DIRECTION — Each entry here needs to be set down again exactly, please; pictures are left out.

RECORDS FOR THE EXERCISE —
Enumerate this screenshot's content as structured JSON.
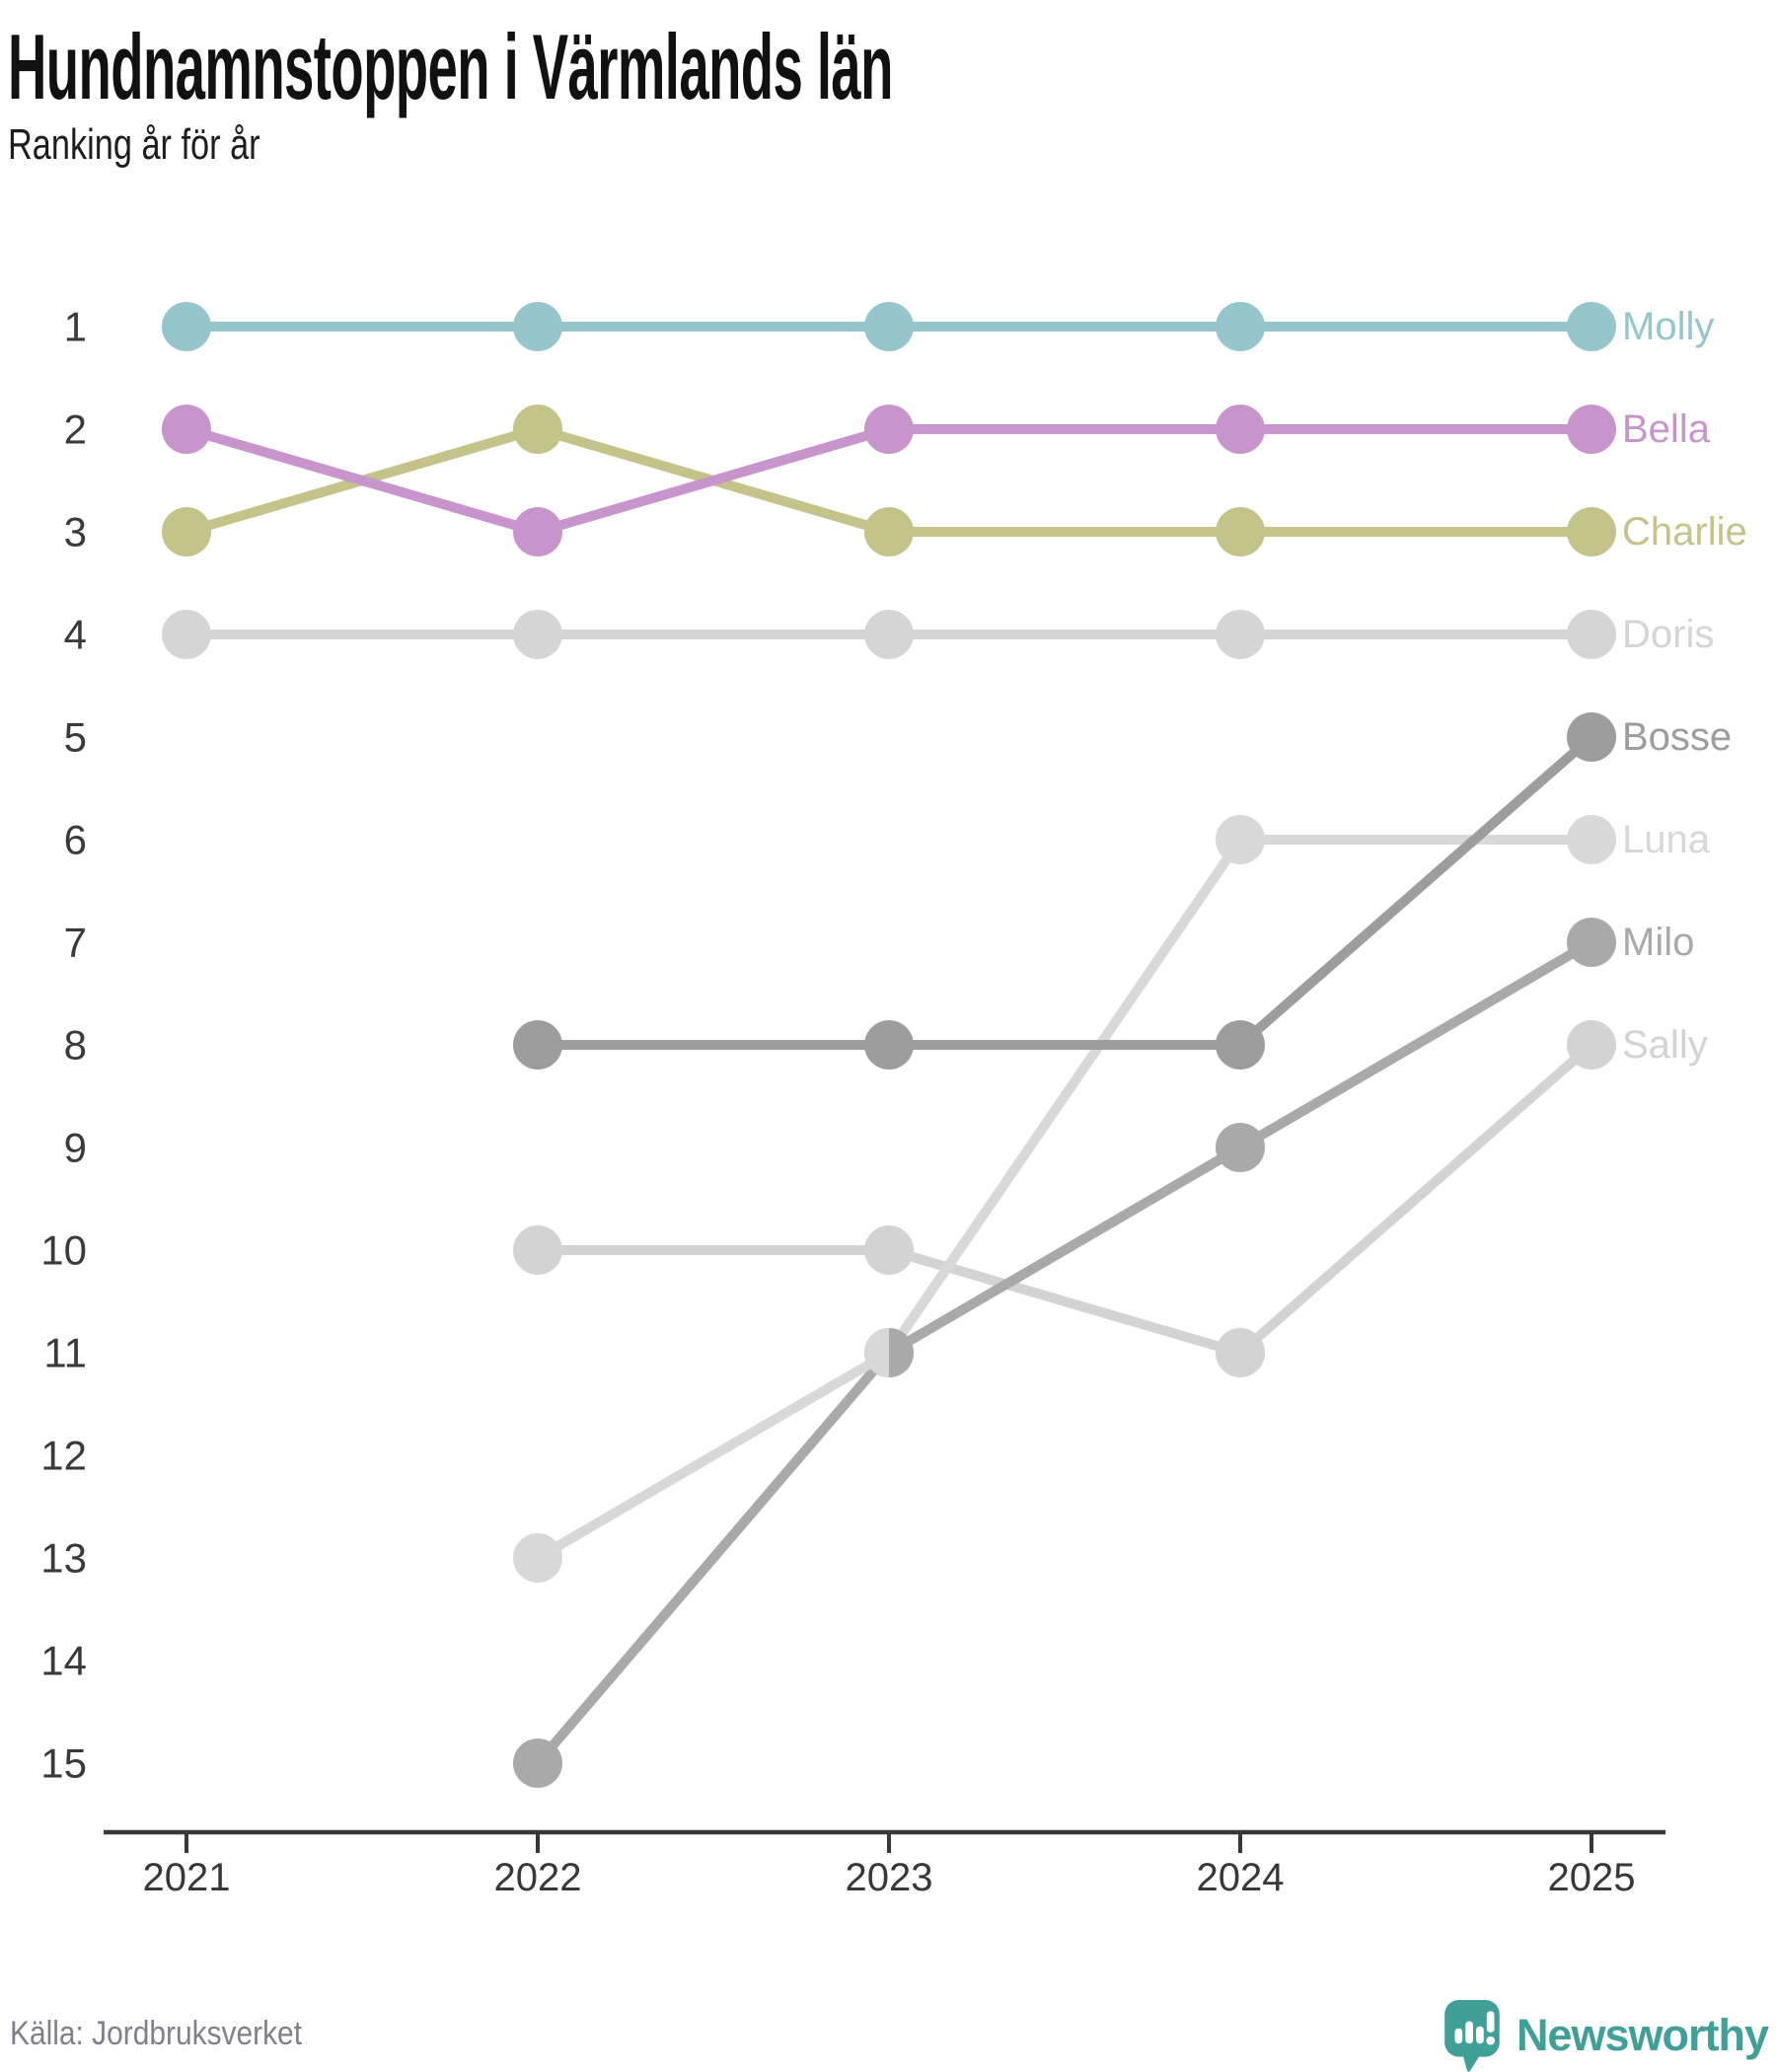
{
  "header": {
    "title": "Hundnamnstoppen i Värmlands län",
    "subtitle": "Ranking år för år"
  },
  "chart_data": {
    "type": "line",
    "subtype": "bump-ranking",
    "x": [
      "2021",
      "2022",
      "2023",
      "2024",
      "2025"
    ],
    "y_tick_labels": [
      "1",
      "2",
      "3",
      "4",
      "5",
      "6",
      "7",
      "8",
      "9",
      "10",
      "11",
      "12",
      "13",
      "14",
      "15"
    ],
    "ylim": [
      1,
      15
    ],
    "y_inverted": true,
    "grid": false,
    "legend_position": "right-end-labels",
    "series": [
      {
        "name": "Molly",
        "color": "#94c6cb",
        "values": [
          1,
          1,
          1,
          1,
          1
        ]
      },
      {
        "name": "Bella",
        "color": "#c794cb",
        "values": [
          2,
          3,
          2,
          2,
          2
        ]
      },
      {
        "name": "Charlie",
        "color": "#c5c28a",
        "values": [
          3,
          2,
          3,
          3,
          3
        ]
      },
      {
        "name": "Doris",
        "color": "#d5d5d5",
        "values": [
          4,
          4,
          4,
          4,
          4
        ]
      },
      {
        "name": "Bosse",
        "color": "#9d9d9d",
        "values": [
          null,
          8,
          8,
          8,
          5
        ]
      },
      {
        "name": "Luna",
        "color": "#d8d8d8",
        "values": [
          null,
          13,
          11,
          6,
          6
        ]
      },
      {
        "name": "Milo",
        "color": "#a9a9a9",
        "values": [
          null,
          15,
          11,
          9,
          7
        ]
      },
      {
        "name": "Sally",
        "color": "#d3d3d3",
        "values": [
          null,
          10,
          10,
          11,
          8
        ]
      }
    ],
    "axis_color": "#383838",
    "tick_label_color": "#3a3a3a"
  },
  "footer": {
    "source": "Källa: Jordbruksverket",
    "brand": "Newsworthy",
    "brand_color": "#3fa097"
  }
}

WORKED ANSWER —
Enumerate this screenshot's content as structured JSON.
{
  "header": {
    "title": "Hundnamnstoppen i Värmlands län",
    "subtitle": "Ranking år för år"
  },
  "chart_data": {
    "type": "line",
    "subtype": "bump-ranking",
    "x": [
      "2021",
      "2022",
      "2023",
      "2024",
      "2025"
    ],
    "y_tick_labels": [
      "1",
      "2",
      "3",
      "4",
      "5",
      "6",
      "7",
      "8",
      "9",
      "10",
      "11",
      "12",
      "13",
      "14",
      "15"
    ],
    "ylim": [
      1,
      15
    ],
    "y_inverted": true,
    "grid": false,
    "legend_position": "right-end-labels",
    "series": [
      {
        "name": "Molly",
        "color": "#94c6cb",
        "values": [
          1,
          1,
          1,
          1,
          1
        ]
      },
      {
        "name": "Bella",
        "color": "#c794cb",
        "values": [
          2,
          3,
          2,
          2,
          2
        ]
      },
      {
        "name": "Charlie",
        "color": "#c5c28a",
        "values": [
          3,
          2,
          3,
          3,
          3
        ]
      },
      {
        "name": "Doris",
        "color": "#d5d5d5",
        "values": [
          4,
          4,
          4,
          4,
          4
        ]
      },
      {
        "name": "Bosse",
        "color": "#9d9d9d",
        "values": [
          null,
          8,
          8,
          8,
          5
        ]
      },
      {
        "name": "Luna",
        "color": "#d8d8d8",
        "values": [
          null,
          13,
          11,
          6,
          6
        ]
      },
      {
        "name": "Milo",
        "color": "#a9a9a9",
        "values": [
          null,
          15,
          11,
          9,
          7
        ]
      },
      {
        "name": "Sally",
        "color": "#d3d3d3",
        "values": [
          null,
          10,
          10,
          11,
          8
        ]
      }
    ],
    "axis_color": "#383838",
    "tick_label_color": "#3a3a3a"
  },
  "footer": {
    "source": "Källa: Jordbruksverket",
    "brand": "Newsworthy",
    "brand_color": "#3fa097"
  }
}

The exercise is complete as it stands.